**OBJECTIVE**
Work out how many lines include "something" and answer with that number only.

(Dataset entries)
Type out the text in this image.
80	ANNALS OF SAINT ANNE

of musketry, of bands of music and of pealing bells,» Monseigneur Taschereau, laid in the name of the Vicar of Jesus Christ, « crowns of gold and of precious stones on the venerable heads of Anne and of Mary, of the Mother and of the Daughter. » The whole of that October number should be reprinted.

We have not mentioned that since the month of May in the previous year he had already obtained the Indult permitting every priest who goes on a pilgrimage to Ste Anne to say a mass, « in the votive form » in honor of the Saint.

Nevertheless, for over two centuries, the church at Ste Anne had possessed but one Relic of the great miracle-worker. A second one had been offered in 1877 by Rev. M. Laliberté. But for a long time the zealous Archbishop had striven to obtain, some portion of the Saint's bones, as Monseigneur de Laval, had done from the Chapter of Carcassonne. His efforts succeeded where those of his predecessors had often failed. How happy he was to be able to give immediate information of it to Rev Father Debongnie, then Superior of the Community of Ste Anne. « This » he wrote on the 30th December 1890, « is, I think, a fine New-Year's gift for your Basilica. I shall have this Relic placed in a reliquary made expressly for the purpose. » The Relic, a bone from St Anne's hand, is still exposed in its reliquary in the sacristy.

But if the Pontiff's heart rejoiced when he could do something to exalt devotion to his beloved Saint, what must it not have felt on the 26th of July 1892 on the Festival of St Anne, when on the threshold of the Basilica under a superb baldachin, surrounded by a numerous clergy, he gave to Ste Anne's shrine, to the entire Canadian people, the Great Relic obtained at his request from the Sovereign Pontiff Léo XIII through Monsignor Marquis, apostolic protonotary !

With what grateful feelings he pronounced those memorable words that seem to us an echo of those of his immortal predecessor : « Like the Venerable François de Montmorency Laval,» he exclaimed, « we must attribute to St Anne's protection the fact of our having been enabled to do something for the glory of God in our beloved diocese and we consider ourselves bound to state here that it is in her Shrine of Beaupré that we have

**RESULT**
2